Some records
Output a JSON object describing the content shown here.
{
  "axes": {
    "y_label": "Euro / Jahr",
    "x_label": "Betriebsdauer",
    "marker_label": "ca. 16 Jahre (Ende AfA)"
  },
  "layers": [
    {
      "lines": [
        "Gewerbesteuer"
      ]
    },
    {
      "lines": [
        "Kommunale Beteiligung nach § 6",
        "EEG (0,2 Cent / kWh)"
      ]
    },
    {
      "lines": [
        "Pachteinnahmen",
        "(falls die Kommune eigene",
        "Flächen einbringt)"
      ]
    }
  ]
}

-- PROBLEM TO WORK ON --
Return every record, word for word.

-- ANSWER FOR THE TASK --
Output a JSON object describing the content shown here.
{
  "axes": {
    "y_label": "Euro / Jahr",
    "x_label": "Betriebsdauer",
    "marker_label": "ca. 16 Jahre (Ende AfA)"
  },
  "layers": [
    {
      "lines": [
        "Gewerbesteuer"
      ]
    },
    {
      "lines": [
        "Kommunale Beteiligung nach § 6",
        "EEG (0,2 Cent / kWh)"
      ]
    },
    {
      "lines": [
        "Pachteinnahmen",
        "(falls die Kommune eigene",
        "Flächen einbringt)"
      ]
    }
  ]
}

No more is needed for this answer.